◆ **WORK TASK**: When a record contains an image, skip the image and retype the rest of that record exactly.

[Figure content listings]
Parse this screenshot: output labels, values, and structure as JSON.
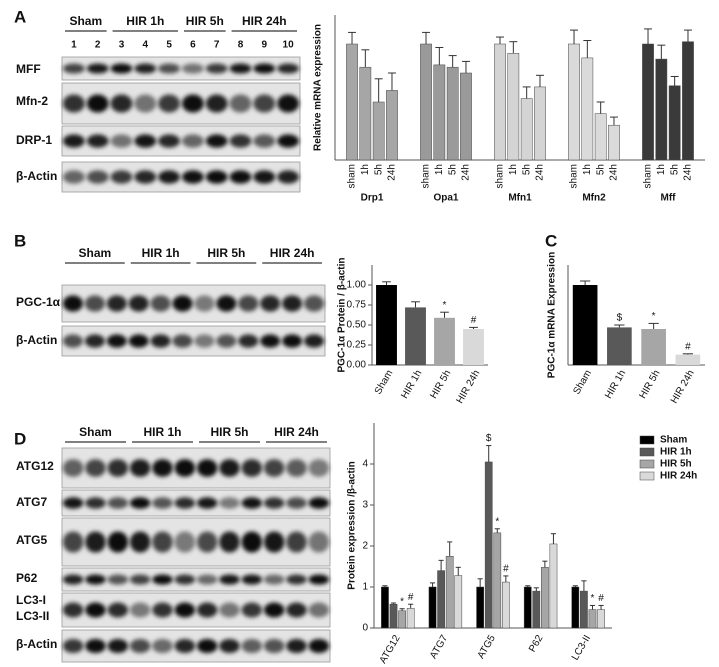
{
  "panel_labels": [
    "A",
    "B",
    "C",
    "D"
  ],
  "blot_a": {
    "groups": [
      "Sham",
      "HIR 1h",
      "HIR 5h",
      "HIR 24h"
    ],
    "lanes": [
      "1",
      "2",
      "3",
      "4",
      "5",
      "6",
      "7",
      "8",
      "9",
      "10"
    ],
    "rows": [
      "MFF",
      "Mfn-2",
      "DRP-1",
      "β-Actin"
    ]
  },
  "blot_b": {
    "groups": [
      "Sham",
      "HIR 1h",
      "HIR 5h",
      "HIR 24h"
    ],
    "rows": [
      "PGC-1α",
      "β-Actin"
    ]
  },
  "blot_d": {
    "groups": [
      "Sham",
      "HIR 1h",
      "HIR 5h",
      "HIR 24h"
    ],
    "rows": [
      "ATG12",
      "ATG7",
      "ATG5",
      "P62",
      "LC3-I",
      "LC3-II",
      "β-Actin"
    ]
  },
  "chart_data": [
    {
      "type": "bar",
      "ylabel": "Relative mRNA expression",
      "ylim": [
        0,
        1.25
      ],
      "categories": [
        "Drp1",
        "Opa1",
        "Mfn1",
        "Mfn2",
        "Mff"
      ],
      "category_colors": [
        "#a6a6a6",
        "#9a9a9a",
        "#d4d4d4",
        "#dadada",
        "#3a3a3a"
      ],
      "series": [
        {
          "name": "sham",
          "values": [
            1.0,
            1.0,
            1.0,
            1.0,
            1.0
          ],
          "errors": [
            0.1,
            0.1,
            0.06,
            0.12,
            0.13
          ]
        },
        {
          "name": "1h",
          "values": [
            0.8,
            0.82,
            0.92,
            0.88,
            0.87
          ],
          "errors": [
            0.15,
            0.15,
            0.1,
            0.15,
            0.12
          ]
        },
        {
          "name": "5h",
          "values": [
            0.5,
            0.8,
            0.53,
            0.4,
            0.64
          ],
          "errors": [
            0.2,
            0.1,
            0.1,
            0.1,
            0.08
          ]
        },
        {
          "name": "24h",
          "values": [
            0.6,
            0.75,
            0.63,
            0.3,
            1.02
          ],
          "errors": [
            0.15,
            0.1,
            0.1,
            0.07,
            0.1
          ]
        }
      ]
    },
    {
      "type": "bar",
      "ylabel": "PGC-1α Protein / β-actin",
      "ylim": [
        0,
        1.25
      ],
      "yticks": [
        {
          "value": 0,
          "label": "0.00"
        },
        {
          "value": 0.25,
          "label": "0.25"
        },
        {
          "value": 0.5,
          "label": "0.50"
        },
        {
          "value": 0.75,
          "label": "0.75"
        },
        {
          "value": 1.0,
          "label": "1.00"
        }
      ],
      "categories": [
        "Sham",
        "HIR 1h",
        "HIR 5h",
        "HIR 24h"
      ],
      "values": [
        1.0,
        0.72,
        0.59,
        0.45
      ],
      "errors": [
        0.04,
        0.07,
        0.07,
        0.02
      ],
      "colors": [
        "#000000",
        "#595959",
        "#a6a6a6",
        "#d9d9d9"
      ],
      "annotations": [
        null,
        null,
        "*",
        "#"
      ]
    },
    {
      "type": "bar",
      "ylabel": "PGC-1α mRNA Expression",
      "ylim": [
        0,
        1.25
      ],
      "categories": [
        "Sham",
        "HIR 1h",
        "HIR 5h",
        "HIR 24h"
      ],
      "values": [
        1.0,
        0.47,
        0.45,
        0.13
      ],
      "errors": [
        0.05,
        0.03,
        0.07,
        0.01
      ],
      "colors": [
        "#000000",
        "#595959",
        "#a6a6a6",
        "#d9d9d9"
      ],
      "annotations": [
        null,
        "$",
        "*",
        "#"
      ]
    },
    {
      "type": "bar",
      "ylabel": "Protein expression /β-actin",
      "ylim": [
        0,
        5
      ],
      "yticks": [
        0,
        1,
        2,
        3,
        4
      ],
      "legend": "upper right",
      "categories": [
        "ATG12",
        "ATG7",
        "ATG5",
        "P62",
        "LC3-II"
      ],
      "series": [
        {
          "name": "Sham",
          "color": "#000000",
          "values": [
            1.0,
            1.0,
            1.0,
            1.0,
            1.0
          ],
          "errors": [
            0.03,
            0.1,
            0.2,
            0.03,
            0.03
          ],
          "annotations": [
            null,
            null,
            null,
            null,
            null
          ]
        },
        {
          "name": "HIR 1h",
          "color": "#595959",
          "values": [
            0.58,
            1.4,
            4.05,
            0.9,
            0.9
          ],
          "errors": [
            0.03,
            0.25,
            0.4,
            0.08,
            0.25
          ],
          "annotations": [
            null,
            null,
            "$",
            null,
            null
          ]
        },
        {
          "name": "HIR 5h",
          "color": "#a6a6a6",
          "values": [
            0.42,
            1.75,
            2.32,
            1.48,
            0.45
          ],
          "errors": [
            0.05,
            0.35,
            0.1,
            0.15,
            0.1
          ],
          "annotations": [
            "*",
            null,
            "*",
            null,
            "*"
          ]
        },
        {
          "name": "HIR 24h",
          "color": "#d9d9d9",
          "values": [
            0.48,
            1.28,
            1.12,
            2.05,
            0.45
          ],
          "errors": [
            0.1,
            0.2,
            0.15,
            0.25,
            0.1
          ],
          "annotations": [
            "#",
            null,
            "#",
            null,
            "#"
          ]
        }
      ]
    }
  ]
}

◆ **COMPLETED TASK**:
Parse this screenshot: output labels, values, and structure as JSON.
{
  "panel_labels": [
    "A",
    "B",
    "C",
    "D"
  ],
  "blot_a": {
    "groups": [
      "Sham",
      "HIR 1h",
      "HIR 5h",
      "HIR 24h"
    ],
    "lanes": [
      "1",
      "2",
      "3",
      "4",
      "5",
      "6",
      "7",
      "8",
      "9",
      "10"
    ],
    "rows": [
      "MFF",
      "Mfn-2",
      "DRP-1",
      "β-Actin"
    ]
  },
  "blot_b": {
    "groups": [
      "Sham",
      "HIR 1h",
      "HIR 5h",
      "HIR 24h"
    ],
    "rows": [
      "PGC-1α",
      "β-Actin"
    ]
  },
  "blot_d": {
    "groups": [
      "Sham",
      "HIR 1h",
      "HIR 5h",
      "HIR 24h"
    ],
    "rows": [
      "ATG12",
      "ATG7",
      "ATG5",
      "P62",
      "LC3-I",
      "LC3-II",
      "β-Actin"
    ]
  },
  "chart_data": [
    {
      "type": "bar",
      "ylabel": "Relative mRNA expression",
      "ylim": [
        0,
        1.25
      ],
      "categories": [
        "Drp1",
        "Opa1",
        "Mfn1",
        "Mfn2",
        "Mff"
      ],
      "category_colors": [
        "#a6a6a6",
        "#9a9a9a",
        "#d4d4d4",
        "#dadada",
        "#3a3a3a"
      ],
      "series": [
        {
          "name": "sham",
          "values": [
            1.0,
            1.0,
            1.0,
            1.0,
            1.0
          ],
          "errors": [
            0.1,
            0.1,
            0.06,
            0.12,
            0.13
          ]
        },
        {
          "name": "1h",
          "values": [
            0.8,
            0.82,
            0.92,
            0.88,
            0.87
          ],
          "errors": [
            0.15,
            0.15,
            0.1,
            0.15,
            0.12
          ]
        },
        {
          "name": "5h",
          "values": [
            0.5,
            0.8,
            0.53,
            0.4,
            0.64
          ],
          "errors": [
            0.2,
            0.1,
            0.1,
            0.1,
            0.08
          ]
        },
        {
          "name": "24h",
          "values": [
            0.6,
            0.75,
            0.63,
            0.3,
            1.02
          ],
          "errors": [
            0.15,
            0.1,
            0.1,
            0.07,
            0.1
          ]
        }
      ]
    },
    {
      "type": "bar",
      "ylabel": "PGC-1α Protein / β-actin",
      "ylim": [
        0,
        1.25
      ],
      "yticks": [
        {
          "value": 0,
          "label": "0.00"
        },
        {
          "value": 0.25,
          "label": "0.25"
        },
        {
          "value": 0.5,
          "label": "0.50"
        },
        {
          "value": 0.75,
          "label": "0.75"
        },
        {
          "value": 1.0,
          "label": "1.00"
        }
      ],
      "categories": [
        "Sham",
        "HIR 1h",
        "HIR 5h",
        "HIR 24h"
      ],
      "values": [
        1.0,
        0.72,
        0.59,
        0.45
      ],
      "errors": [
        0.04,
        0.07,
        0.07,
        0.02
      ],
      "colors": [
        "#000000",
        "#595959",
        "#a6a6a6",
        "#d9d9d9"
      ],
      "annotations": [
        null,
        null,
        "*",
        "#"
      ]
    },
    {
      "type": "bar",
      "ylabel": "PGC-1α mRNA Expression",
      "ylim": [
        0,
        1.25
      ],
      "categories": [
        "Sham",
        "HIR 1h",
        "HIR 5h",
        "HIR 24h"
      ],
      "values": [
        1.0,
        0.47,
        0.45,
        0.13
      ],
      "errors": [
        0.05,
        0.03,
        0.07,
        0.01
      ],
      "colors": [
        "#000000",
        "#595959",
        "#a6a6a6",
        "#d9d9d9"
      ],
      "annotations": [
        null,
        "$",
        "*",
        "#"
      ]
    },
    {
      "type": "bar",
      "ylabel": "Protein expression /β-actin",
      "ylim": [
        0,
        5
      ],
      "yticks": [
        0,
        1,
        2,
        3,
        4
      ],
      "legend": "upper right",
      "categories": [
        "ATG12",
        "ATG7",
        "ATG5",
        "P62",
        "LC3-II"
      ],
      "series": [
        {
          "name": "Sham",
          "color": "#000000",
          "values": [
            1.0,
            1.0,
            1.0,
            1.0,
            1.0
          ],
          "errors": [
            0.03,
            0.1,
            0.2,
            0.03,
            0.03
          ],
          "annotations": [
            null,
            null,
            null,
            null,
            null
          ]
        },
        {
          "name": "HIR 1h",
          "color": "#595959",
          "values": [
            0.58,
            1.4,
            4.05,
            0.9,
            0.9
          ],
          "errors": [
            0.03,
            0.25,
            0.4,
            0.08,
            0.25
          ],
          "annotations": [
            null,
            null,
            "$",
            null,
            null
          ]
        },
        {
          "name": "HIR 5h",
          "color": "#a6a6a6",
          "values": [
            0.42,
            1.75,
            2.32,
            1.48,
            0.45
          ],
          "errors": [
            0.05,
            0.35,
            0.1,
            0.15,
            0.1
          ],
          "annotations": [
            "*",
            null,
            "*",
            null,
            "*"
          ]
        },
        {
          "name": "HIR 24h",
          "color": "#d9d9d9",
          "values": [
            0.48,
            1.28,
            1.12,
            2.05,
            0.45
          ],
          "errors": [
            0.1,
            0.2,
            0.15,
            0.25,
            0.1
          ],
          "annotations": [
            "#",
            null,
            "#",
            null,
            "#"
          ]
        }
      ]
    }
  ]
}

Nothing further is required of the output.